• **Stored rows**:
==*==

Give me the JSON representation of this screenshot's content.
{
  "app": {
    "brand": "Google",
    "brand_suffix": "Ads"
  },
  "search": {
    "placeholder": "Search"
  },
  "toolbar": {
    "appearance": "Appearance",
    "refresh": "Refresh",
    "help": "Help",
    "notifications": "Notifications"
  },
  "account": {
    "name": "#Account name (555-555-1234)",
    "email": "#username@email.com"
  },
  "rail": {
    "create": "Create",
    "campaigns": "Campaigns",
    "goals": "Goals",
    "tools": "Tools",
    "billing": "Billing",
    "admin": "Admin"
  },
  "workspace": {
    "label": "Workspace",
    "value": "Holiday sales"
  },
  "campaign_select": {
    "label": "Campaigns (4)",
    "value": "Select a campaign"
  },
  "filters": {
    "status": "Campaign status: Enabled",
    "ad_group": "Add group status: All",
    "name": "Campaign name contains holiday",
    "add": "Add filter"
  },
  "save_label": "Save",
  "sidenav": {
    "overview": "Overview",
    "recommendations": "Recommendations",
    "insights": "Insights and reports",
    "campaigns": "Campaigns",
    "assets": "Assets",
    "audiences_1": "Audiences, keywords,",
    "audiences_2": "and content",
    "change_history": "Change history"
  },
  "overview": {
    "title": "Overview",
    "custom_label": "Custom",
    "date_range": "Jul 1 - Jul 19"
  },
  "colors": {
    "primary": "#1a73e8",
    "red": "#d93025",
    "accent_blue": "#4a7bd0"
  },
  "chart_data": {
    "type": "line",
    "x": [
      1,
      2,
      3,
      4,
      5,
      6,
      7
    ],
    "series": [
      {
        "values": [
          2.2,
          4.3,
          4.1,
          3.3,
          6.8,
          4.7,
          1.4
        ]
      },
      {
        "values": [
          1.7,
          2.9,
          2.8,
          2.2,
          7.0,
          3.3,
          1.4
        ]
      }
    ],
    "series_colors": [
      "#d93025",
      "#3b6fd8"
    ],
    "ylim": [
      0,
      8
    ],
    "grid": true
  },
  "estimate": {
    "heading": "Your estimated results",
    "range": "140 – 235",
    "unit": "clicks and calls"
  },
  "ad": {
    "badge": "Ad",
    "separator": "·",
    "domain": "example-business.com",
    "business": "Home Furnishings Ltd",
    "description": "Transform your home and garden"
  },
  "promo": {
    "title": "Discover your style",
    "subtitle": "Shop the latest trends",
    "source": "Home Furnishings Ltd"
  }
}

==*==

Give the number of lines in the records that contain the string "status", with no other output.

2